[Figure record listings]
+ + + + + + +

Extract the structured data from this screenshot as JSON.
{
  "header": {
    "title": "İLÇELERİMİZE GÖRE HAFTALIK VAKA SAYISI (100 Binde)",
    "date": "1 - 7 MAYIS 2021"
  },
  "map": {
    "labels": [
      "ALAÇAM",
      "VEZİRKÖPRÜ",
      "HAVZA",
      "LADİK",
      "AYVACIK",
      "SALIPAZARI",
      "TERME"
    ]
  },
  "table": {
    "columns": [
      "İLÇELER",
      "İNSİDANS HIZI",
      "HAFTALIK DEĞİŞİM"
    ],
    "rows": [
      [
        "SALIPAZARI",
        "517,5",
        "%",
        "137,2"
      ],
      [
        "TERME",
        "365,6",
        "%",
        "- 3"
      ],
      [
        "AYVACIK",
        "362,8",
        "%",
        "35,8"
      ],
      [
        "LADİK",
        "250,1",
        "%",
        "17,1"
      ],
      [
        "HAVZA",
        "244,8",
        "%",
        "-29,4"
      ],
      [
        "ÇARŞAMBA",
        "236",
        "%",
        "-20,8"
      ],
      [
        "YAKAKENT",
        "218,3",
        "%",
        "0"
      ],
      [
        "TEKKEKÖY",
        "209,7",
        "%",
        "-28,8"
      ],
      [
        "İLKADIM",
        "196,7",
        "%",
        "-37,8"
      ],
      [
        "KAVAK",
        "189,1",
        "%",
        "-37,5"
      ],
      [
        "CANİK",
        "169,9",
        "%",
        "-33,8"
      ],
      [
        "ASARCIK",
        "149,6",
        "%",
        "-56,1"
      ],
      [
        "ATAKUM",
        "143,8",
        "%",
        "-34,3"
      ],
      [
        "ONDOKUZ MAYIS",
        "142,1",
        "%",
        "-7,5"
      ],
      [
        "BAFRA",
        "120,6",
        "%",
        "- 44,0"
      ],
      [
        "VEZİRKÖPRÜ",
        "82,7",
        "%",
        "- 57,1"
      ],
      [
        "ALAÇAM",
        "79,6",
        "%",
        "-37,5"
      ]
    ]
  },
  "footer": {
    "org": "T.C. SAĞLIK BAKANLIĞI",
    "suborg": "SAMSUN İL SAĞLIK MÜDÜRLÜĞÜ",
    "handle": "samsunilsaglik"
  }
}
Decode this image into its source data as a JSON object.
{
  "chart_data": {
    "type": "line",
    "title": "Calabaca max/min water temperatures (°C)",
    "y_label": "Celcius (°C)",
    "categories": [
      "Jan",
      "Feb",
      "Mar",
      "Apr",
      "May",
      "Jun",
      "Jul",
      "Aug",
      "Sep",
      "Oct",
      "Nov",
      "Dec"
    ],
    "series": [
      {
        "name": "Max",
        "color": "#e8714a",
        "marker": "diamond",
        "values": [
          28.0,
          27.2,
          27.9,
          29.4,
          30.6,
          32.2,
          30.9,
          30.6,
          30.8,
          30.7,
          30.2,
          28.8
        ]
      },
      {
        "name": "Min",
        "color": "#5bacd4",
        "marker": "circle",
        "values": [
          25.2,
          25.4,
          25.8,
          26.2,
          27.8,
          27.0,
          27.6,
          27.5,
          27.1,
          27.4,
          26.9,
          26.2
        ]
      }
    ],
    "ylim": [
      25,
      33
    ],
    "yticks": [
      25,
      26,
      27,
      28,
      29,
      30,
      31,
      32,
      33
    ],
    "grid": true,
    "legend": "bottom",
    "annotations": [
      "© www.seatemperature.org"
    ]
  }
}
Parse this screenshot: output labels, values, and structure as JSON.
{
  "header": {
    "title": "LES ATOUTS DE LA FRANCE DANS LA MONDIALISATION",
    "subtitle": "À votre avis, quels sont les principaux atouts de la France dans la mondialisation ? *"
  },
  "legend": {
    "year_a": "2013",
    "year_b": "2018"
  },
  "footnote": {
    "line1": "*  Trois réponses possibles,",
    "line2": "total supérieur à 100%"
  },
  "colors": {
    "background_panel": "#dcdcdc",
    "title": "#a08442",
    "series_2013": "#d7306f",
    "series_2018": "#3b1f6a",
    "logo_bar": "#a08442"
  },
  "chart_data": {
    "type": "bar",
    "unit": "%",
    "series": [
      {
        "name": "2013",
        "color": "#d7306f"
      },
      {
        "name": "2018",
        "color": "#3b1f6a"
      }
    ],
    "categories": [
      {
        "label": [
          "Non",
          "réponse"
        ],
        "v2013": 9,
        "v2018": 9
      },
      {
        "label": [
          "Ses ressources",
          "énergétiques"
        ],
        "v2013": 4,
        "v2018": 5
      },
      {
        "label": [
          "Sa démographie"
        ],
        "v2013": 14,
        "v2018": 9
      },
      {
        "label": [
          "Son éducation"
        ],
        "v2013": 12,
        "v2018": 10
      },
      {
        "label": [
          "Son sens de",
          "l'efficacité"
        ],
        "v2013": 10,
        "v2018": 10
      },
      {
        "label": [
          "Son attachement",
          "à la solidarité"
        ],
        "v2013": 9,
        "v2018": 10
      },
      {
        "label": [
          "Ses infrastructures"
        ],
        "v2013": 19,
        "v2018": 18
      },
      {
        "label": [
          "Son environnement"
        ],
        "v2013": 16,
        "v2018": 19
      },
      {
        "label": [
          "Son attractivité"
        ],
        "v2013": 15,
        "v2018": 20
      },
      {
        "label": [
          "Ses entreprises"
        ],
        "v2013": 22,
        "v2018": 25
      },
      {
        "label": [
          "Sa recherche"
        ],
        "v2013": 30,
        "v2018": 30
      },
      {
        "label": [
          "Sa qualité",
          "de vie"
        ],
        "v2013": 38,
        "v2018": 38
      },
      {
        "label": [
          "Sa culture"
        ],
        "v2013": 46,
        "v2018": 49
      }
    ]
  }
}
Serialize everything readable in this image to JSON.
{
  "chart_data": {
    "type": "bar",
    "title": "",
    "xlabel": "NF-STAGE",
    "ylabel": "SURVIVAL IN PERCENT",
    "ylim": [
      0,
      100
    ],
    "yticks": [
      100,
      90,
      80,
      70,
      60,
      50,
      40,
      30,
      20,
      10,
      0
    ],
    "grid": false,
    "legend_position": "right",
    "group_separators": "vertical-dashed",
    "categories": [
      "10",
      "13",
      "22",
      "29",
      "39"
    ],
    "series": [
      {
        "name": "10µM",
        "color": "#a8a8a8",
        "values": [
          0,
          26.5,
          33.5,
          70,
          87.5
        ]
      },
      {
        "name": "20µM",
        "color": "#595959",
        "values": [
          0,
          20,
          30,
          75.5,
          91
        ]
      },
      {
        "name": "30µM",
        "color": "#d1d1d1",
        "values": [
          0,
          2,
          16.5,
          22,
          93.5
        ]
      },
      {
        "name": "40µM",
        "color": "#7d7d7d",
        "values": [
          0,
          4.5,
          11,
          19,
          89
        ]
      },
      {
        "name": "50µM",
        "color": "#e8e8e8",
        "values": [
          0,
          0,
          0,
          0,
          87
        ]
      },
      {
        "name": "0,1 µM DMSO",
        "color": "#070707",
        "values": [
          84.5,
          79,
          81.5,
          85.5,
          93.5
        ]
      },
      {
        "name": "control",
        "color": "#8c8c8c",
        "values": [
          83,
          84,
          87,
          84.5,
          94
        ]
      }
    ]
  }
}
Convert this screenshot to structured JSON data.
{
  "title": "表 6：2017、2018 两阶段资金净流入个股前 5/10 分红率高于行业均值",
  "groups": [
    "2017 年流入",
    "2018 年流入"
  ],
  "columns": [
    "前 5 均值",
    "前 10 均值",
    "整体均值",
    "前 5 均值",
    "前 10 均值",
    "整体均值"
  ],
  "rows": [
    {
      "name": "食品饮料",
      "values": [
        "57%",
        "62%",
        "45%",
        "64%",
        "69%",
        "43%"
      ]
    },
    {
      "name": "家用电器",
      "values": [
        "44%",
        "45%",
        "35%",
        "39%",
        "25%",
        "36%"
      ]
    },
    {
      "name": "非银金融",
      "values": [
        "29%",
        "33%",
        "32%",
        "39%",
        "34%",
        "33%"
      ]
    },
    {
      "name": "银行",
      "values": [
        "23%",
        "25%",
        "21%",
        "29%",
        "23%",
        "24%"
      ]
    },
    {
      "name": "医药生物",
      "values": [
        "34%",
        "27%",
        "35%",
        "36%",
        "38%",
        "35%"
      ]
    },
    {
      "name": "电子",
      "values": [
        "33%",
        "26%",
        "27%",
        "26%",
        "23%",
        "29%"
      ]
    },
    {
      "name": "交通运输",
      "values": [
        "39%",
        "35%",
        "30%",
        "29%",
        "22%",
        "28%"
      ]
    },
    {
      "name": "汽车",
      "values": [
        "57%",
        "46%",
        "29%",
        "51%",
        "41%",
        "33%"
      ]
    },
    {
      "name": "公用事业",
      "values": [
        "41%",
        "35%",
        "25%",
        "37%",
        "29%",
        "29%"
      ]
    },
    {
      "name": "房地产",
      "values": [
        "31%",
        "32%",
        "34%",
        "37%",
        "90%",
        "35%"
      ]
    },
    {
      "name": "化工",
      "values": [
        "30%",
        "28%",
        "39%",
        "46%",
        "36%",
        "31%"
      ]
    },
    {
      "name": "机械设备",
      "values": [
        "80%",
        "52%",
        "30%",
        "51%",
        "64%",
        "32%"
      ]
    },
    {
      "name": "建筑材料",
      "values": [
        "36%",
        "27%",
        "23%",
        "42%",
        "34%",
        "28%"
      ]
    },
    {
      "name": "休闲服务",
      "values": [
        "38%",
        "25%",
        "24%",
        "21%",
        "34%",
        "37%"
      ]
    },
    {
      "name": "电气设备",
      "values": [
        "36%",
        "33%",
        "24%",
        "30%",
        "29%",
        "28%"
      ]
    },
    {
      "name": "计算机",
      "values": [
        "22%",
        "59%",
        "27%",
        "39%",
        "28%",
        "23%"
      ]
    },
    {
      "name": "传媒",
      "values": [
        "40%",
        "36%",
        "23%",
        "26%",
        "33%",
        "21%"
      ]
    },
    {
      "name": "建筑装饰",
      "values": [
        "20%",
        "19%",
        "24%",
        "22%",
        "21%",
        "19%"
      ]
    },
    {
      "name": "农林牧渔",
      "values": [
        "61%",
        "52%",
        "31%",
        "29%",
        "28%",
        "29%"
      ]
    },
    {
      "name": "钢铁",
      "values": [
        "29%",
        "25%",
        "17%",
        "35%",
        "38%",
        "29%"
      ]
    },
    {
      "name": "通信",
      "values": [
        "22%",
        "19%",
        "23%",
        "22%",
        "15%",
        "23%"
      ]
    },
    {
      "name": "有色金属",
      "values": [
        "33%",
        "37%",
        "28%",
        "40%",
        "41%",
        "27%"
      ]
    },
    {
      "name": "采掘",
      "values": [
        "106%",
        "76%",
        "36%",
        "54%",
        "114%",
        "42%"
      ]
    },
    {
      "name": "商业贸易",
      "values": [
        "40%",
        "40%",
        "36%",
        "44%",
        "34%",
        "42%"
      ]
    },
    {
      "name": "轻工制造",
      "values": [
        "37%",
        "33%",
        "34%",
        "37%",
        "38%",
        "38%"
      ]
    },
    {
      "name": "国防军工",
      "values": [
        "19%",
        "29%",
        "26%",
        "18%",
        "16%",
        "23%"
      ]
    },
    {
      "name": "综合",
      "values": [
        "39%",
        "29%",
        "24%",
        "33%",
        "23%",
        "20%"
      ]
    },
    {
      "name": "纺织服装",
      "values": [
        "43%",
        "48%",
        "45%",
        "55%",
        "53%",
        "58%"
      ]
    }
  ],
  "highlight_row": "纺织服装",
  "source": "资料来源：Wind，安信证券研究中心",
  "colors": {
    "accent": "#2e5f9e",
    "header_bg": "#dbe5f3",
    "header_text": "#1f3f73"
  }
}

+ + + + + + +

-- TASK PROMPT --
How many lines of the data hold the string "SAĞLIK"? Reply with the number alone.

-- RESULT OF THE TASK --
2